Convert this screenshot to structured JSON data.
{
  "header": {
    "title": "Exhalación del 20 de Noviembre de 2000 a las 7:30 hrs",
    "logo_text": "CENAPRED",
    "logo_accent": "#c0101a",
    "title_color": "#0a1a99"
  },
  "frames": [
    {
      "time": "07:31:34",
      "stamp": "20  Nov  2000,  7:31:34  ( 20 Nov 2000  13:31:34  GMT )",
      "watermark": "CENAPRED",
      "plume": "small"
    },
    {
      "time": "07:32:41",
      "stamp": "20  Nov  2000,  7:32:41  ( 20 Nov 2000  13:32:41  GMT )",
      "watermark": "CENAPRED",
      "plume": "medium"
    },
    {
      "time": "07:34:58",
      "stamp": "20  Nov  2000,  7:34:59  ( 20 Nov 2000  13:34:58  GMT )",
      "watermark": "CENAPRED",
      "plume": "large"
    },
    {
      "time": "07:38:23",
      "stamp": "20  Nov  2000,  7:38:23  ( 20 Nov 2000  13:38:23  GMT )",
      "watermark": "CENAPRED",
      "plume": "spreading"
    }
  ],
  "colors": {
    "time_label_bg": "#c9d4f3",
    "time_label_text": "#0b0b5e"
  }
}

# # # #

» **Exercise brief**:
Each record must be repeated exactly as it is.

» **Complete response**:
Convert this screenshot to structured JSON data.
{
  "header": {
    "title": "Exhalación del 20 de Noviembre de 2000 a las 7:30 hrs",
    "logo_text": "CENAPRED",
    "logo_accent": "#c0101a",
    "title_color": "#0a1a99"
  },
  "frames": [
    {
      "time": "07:31:34",
      "stamp": "20  Nov  2000,  7:31:34  ( 20 Nov 2000  13:31:34  GMT )",
      "watermark": "CENAPRED",
      "plume": "small"
    },
    {
      "time": "07:32:41",
      "stamp": "20  Nov  2000,  7:32:41  ( 20 Nov 2000  13:32:41  GMT )",
      "watermark": "CENAPRED",
      "plume": "medium"
    },
    {
      "time": "07:34:58",
      "stamp": "20  Nov  2000,  7:34:59  ( 20 Nov 2000  13:34:58  GMT )",
      "watermark": "CENAPRED",
      "plume": "large"
    },
    {
      "time": "07:38:23",
      "stamp": "20  Nov  2000,  7:38:23  ( 20 Nov 2000  13:38:23  GMT )",
      "watermark": "CENAPRED",
      "plume": "spreading"
    }
  ],
  "colors": {
    "time_label_bg": "#c9d4f3",
    "time_label_text": "#0b0b5e"
  }
}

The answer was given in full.